(Dataset items)
--- START ---
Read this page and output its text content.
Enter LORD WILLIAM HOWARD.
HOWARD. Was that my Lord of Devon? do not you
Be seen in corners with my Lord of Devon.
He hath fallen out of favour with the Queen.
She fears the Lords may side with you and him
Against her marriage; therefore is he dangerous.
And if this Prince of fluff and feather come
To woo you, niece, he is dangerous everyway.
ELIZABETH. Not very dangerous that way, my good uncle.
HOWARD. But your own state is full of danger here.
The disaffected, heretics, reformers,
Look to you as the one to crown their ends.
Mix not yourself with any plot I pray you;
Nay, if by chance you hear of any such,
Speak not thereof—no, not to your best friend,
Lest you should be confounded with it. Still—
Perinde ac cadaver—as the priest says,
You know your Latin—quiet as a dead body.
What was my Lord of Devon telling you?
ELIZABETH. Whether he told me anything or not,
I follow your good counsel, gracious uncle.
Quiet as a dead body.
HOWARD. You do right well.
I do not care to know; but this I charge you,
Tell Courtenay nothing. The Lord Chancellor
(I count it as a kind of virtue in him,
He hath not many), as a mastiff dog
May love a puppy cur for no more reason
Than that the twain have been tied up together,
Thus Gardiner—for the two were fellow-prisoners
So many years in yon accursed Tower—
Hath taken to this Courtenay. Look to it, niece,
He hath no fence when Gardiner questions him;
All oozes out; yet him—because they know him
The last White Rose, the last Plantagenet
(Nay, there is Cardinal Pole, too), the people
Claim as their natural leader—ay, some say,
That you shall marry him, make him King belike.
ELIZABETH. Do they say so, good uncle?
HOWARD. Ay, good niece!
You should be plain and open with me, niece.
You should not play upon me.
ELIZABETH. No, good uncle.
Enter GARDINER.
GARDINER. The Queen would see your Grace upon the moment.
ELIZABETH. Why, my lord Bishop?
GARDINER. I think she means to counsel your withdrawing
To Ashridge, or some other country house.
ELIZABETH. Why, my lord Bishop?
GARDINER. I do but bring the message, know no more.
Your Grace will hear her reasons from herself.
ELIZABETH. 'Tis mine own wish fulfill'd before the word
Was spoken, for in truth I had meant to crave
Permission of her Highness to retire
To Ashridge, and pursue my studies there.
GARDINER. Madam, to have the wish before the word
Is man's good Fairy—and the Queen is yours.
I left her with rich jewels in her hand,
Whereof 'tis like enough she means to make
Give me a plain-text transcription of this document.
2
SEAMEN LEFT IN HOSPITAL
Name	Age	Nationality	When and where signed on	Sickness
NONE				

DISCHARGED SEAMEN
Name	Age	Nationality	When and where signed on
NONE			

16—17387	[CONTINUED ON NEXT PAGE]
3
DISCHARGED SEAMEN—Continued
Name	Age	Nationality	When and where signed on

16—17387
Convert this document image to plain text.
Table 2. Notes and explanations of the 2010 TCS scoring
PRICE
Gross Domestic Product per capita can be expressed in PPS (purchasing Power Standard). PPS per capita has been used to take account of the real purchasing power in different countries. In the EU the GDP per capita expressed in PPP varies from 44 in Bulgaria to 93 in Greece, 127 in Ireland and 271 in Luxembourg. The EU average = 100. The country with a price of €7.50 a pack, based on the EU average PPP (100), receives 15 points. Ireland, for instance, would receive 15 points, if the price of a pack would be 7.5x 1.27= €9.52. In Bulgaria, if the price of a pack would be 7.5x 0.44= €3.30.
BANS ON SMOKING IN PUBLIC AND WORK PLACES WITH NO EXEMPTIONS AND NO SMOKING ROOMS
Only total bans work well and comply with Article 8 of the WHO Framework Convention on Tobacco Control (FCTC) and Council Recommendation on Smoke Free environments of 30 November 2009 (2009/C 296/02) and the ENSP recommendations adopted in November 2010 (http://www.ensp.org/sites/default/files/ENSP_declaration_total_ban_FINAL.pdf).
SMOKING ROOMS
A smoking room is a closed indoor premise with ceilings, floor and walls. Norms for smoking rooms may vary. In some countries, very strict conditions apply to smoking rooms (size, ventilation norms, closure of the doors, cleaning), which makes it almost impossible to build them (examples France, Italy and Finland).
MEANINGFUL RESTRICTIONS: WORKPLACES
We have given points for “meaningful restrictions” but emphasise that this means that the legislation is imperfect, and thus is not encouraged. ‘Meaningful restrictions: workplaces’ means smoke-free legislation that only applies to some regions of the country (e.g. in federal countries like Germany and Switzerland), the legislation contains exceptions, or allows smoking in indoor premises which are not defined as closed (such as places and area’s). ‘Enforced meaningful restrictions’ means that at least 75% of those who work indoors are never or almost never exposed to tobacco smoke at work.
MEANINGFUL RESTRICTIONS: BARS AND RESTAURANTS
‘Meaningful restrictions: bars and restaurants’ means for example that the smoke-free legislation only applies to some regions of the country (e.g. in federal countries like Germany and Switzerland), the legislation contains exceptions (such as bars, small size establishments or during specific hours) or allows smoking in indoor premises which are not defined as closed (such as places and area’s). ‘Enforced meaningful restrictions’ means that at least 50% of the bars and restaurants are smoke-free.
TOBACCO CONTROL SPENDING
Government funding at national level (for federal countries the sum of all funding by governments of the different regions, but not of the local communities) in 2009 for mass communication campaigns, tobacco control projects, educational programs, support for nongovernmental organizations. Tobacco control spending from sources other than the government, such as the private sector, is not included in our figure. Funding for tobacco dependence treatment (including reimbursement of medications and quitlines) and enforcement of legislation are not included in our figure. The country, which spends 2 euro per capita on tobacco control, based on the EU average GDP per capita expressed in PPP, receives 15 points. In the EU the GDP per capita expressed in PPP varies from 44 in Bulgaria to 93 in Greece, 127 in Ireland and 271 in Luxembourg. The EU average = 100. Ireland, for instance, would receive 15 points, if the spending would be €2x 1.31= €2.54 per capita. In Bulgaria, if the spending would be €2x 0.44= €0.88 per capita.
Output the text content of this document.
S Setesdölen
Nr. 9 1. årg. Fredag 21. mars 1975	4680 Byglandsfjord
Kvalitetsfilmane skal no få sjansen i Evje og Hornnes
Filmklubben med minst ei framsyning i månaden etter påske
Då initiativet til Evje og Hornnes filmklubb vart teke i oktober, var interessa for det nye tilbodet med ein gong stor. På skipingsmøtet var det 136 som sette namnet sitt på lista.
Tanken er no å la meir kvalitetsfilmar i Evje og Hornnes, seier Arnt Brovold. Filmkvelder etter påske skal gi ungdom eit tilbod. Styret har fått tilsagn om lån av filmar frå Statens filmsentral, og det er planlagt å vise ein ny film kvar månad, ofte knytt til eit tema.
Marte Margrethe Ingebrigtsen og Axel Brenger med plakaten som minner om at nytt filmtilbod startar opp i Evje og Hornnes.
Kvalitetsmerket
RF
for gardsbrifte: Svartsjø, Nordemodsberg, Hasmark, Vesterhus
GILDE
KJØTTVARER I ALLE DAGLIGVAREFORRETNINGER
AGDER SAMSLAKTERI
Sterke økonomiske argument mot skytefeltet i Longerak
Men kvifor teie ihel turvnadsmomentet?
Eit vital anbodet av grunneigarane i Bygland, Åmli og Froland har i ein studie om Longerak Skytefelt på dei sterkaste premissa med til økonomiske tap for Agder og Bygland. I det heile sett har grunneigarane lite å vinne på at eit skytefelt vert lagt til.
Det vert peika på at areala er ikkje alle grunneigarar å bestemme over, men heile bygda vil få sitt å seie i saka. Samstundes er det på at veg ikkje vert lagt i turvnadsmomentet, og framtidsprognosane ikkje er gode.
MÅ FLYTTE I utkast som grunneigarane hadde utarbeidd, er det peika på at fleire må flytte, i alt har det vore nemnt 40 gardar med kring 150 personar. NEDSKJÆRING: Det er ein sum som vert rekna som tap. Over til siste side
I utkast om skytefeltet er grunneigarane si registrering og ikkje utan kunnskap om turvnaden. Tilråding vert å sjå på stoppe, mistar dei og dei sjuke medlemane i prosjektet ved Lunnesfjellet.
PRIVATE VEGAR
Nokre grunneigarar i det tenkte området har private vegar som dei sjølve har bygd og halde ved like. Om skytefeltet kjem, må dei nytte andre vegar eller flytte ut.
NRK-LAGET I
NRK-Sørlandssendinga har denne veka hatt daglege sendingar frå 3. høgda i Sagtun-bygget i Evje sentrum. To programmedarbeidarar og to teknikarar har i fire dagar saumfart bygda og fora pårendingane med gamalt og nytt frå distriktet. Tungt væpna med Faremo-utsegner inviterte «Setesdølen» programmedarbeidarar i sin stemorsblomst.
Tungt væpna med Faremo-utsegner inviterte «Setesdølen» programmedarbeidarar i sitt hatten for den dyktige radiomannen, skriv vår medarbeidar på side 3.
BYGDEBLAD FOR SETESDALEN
--- END ---
Go through the data and gather every line that holds "Germany".

We have given points for “meaningful restrictions” but emphasise that this means that the legislation is imperfect, and thus is not encouraged. ‘Meaningful restrictions: workplaces’ means smoke-free legislation that only applies to some regions of the country (e.g. in federal countries like Germany and Switzerland), the legislation contains exceptions, or allows smoking in indoor premises which are not defined as closed (such as places and area’s). ‘Enforced meaningful restrictions’ means that at least 75% of those who work indoors are never or almost never exposed to tobacco smoke at work.
‘Meaningful restrictions: bars and restaurants’ means for example that the smoke-free legislation only applies to some regions of the country (e.g. in federal countries like Germany and Switzerland), the legislation contains exceptions (such as bars, small size establishments or during specific hours) or allows smoking in indoor premises which are not defined as closed (such as places and area’s). ‘Enforced meaningful restrictions’ means that at least 50% of the bars and restaurants are smoke-free.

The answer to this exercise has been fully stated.